Stored data entries:

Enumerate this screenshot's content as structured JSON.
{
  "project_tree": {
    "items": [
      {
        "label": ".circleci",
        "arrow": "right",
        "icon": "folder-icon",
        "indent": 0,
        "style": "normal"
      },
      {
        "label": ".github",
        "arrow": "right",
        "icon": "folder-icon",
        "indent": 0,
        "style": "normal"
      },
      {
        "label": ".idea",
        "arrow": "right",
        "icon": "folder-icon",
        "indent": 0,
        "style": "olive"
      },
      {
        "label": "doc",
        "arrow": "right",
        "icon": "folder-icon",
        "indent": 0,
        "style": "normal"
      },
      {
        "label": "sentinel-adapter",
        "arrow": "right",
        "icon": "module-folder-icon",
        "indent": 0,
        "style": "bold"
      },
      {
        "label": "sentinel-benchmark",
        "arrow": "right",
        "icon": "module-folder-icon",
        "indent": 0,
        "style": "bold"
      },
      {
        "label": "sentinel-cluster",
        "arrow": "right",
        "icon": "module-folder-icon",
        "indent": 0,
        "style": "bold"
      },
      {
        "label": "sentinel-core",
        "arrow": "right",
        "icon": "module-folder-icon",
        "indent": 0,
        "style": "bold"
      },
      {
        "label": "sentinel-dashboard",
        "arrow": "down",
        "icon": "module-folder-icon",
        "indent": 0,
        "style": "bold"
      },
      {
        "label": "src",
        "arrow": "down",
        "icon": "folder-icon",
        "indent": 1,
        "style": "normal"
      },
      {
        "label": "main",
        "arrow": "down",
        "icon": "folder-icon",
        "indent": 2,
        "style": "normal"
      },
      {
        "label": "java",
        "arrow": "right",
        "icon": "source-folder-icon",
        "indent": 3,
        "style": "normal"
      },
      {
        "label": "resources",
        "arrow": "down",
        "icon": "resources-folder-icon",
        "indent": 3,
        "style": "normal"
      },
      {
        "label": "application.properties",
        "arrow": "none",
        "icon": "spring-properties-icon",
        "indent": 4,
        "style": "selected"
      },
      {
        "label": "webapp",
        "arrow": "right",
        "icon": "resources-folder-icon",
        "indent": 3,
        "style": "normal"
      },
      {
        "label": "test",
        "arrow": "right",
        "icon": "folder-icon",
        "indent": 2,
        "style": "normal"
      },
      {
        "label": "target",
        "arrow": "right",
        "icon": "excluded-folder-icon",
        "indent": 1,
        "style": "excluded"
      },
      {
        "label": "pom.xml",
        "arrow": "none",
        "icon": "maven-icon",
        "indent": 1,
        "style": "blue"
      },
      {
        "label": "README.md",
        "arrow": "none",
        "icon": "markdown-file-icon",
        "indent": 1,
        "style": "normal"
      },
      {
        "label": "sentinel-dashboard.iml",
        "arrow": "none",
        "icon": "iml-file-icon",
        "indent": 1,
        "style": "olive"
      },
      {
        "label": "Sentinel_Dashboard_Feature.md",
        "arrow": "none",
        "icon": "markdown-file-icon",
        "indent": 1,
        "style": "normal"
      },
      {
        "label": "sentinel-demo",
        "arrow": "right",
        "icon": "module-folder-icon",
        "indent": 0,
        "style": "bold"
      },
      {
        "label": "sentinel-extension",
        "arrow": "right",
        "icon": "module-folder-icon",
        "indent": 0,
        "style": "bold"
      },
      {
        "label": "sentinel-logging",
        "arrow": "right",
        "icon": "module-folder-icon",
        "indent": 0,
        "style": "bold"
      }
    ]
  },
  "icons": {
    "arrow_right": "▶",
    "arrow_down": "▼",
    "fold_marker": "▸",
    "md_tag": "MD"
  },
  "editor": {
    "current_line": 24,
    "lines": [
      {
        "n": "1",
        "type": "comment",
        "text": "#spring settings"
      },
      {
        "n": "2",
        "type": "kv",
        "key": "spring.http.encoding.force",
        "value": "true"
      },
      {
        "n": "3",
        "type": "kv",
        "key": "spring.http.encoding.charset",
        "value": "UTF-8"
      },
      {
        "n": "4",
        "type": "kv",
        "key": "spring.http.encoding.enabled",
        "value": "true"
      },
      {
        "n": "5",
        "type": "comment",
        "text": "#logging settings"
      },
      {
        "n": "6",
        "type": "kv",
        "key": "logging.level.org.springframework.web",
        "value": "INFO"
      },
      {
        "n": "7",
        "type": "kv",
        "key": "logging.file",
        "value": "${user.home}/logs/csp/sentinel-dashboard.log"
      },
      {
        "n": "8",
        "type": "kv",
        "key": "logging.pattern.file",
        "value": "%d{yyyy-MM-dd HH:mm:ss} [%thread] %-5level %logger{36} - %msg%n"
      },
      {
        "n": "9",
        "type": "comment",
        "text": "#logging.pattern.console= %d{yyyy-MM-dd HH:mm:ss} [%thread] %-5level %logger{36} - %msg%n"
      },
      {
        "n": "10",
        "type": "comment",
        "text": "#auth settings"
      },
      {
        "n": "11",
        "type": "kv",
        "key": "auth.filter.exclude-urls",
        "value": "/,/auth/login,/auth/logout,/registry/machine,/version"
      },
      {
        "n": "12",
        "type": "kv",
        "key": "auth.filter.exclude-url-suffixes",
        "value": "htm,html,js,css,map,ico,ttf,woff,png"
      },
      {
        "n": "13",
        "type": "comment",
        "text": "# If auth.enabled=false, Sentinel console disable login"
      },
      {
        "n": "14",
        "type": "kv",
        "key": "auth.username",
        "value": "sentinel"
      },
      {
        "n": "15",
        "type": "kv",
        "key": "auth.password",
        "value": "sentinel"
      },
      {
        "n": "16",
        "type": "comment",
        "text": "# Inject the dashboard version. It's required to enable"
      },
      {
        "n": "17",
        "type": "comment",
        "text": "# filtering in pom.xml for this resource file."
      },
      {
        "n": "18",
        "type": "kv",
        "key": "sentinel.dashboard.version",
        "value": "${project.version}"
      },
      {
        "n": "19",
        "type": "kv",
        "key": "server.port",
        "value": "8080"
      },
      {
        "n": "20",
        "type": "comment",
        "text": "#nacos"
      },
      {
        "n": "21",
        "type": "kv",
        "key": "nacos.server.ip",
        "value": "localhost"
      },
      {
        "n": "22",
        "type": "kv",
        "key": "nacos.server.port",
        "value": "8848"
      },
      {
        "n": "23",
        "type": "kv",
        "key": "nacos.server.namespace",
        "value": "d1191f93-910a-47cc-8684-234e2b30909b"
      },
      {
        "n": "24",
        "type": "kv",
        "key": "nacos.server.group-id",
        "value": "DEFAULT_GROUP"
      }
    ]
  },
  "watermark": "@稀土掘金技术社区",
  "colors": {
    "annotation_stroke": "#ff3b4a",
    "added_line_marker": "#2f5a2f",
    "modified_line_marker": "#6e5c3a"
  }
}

_Request_
Quote the whole listing above, leaving nothing out.

_Answer to the problem_
Enumerate this screenshot's content as structured JSON.
{
  "project_tree": {
    "items": [
      {
        "label": ".circleci",
        "arrow": "right",
        "icon": "folder-icon",
        "indent": 0,
        "style": "normal"
      },
      {
        "label": ".github",
        "arrow": "right",
        "icon": "folder-icon",
        "indent": 0,
        "style": "normal"
      },
      {
        "label": ".idea",
        "arrow": "right",
        "icon": "folder-icon",
        "indent": 0,
        "style": "olive"
      },
      {
        "label": "doc",
        "arrow": "right",
        "icon": "folder-icon",
        "indent": 0,
        "style": "normal"
      },
      {
        "label": "sentinel-adapter",
        "arrow": "right",
        "icon": "module-folder-icon",
        "indent": 0,
        "style": "bold"
      },
      {
        "label": "sentinel-benchmark",
        "arrow": "right",
        "icon": "module-folder-icon",
        "indent": 0,
        "style": "bold"
      },
      {
        "label": "sentinel-cluster",
        "arrow": "right",
        "icon": "module-folder-icon",
        "indent": 0,
        "style": "bold"
      },
      {
        "label": "sentinel-core",
        "arrow": "right",
        "icon": "module-folder-icon",
        "indent": 0,
        "style": "bold"
      },
      {
        "label": "sentinel-dashboard",
        "arrow": "down",
        "icon": "module-folder-icon",
        "indent": 0,
        "style": "bold"
      },
      {
        "label": "src",
        "arrow": "down",
        "icon": "folder-icon",
        "indent": 1,
        "style": "normal"
      },
      {
        "label": "main",
        "arrow": "down",
        "icon": "folder-icon",
        "indent": 2,
        "style": "normal"
      },
      {
        "label": "java",
        "arrow": "right",
        "icon": "source-folder-icon",
        "indent": 3,
        "style": "normal"
      },
      {
        "label": "resources",
        "arrow": "down",
        "icon": "resources-folder-icon",
        "indent": 3,
        "style": "normal"
      },
      {
        "label": "application.properties",
        "arrow": "none",
        "icon": "spring-properties-icon",
        "indent": 4,
        "style": "selected"
      },
      {
        "label": "webapp",
        "arrow": "right",
        "icon": "resources-folder-icon",
        "indent": 3,
        "style": "normal"
      },
      {
        "label": "test",
        "arrow": "right",
        "icon": "folder-icon",
        "indent": 2,
        "style": "normal"
      },
      {
        "label": "target",
        "arrow": "right",
        "icon": "excluded-folder-icon",
        "indent": 1,
        "style": "excluded"
      },
      {
        "label": "pom.xml",
        "arrow": "none",
        "icon": "maven-icon",
        "indent": 1,
        "style": "blue"
      },
      {
        "label": "README.md",
        "arrow": "none",
        "icon": "markdown-file-icon",
        "indent": 1,
        "style": "normal"
      },
      {
        "label": "sentinel-dashboard.iml",
        "arrow": "none",
        "icon": "iml-file-icon",
        "indent": 1,
        "style": "olive"
      },
      {
        "label": "Sentinel_Dashboard_Feature.md",
        "arrow": "none",
        "icon": "markdown-file-icon",
        "indent": 1,
        "style": "normal"
      },
      {
        "label": "sentinel-demo",
        "arrow": "right",
        "icon": "module-folder-icon",
        "indent": 0,
        "style": "bold"
      },
      {
        "label": "sentinel-extension",
        "arrow": "right",
        "icon": "module-folder-icon",
        "indent": 0,
        "style": "bold"
      },
      {
        "label": "sentinel-logging",
        "arrow": "right",
        "icon": "module-folder-icon",
        "indent": 0,
        "style": "bold"
      }
    ]
  },
  "icons": {
    "arrow_right": "▶",
    "arrow_down": "▼",
    "fold_marker": "▸",
    "md_tag": "MD"
  },
  "editor": {
    "current_line": 24,
    "lines": [
      {
        "n": "1",
        "type": "comment",
        "text": "#spring settings"
      },
      {
        "n": "2",
        "type": "kv",
        "key": "spring.http.encoding.force",
        "value": "true"
      },
      {
        "n": "3",
        "type": "kv",
        "key": "spring.http.encoding.charset",
        "value": "UTF-8"
      },
      {
        "n": "4",
        "type": "kv",
        "key": "spring.http.encoding.enabled",
        "value": "true"
      },
      {
        "n": "5",
        "type": "comment",
        "text": "#logging settings"
      },
      {
        "n": "6",
        "type": "kv",
        "key": "logging.level.org.springframework.web",
        "value": "INFO"
      },
      {
        "n": "7",
        "type": "kv",
        "key": "logging.file",
        "value": "${user.home}/logs/csp/sentinel-dashboard.log"
      },
      {
        "n": "8",
        "type": "kv",
        "key": "logging.pattern.file",
        "value": "%d{yyyy-MM-dd HH:mm:ss} [%thread] %-5level %logger{36} - %msg%n"
      },
      {
        "n": "9",
        "type": "comment",
        "text": "#logging.pattern.console= %d{yyyy-MM-dd HH:mm:ss} [%thread] %-5level %logger{36} - %msg%n"
      },
      {
        "n": "10",
        "type": "comment",
        "text": "#auth settings"
      },
      {
        "n": "11",
        "type": "kv",
        "key": "auth.filter.exclude-urls",
        "value": "/,/auth/login,/auth/logout,/registry/machine,/version"
      },
      {
        "n": "12",
        "type": "kv",
        "key": "auth.filter.exclude-url-suffixes",
        "value": "htm,html,js,css,map,ico,ttf,woff,png"
      },
      {
        "n": "13",
        "type": "comment",
        "text": "# If auth.enabled=false, Sentinel console disable login"
      },
      {
        "n": "14",
        "type": "kv",
        "key": "auth.username",
        "value": "sentinel"
      },
      {
        "n": "15",
        "type": "kv",
        "key": "auth.password",
        "value": "sentinel"
      },
      {
        "n": "16",
        "type": "comment",
        "text": "# Inject the dashboard version. It's required to enable"
      },
      {
        "n": "17",
        "type": "comment",
        "text": "# filtering in pom.xml for this resource file."
      },
      {
        "n": "18",
        "type": "kv",
        "key": "sentinel.dashboard.version",
        "value": "${project.version}"
      },
      {
        "n": "19",
        "type": "kv",
        "key": "server.port",
        "value": "8080"
      },
      {
        "n": "20",
        "type": "comment",
        "text": "#nacos"
      },
      {
        "n": "21",
        "type": "kv",
        "key": "nacos.server.ip",
        "value": "localhost"
      },
      {
        "n": "22",
        "type": "kv",
        "key": "nacos.server.port",
        "value": "8848"
      },
      {
        "n": "23",
        "type": "kv",
        "key": "nacos.server.namespace",
        "value": "d1191f93-910a-47cc-8684-234e2b30909b"
      },
      {
        "n": "24",
        "type": "kv",
        "key": "nacos.server.group-id",
        "value": "DEFAULT_GROUP"
      }
    ]
  },
  "watermark": "@稀土掘金技术社区",
  "colors": {
    "annotation_stroke": "#ff3b4a",
    "added_line_marker": "#2f5a2f",
    "modified_line_marker": "#6e5c3a"
  }
}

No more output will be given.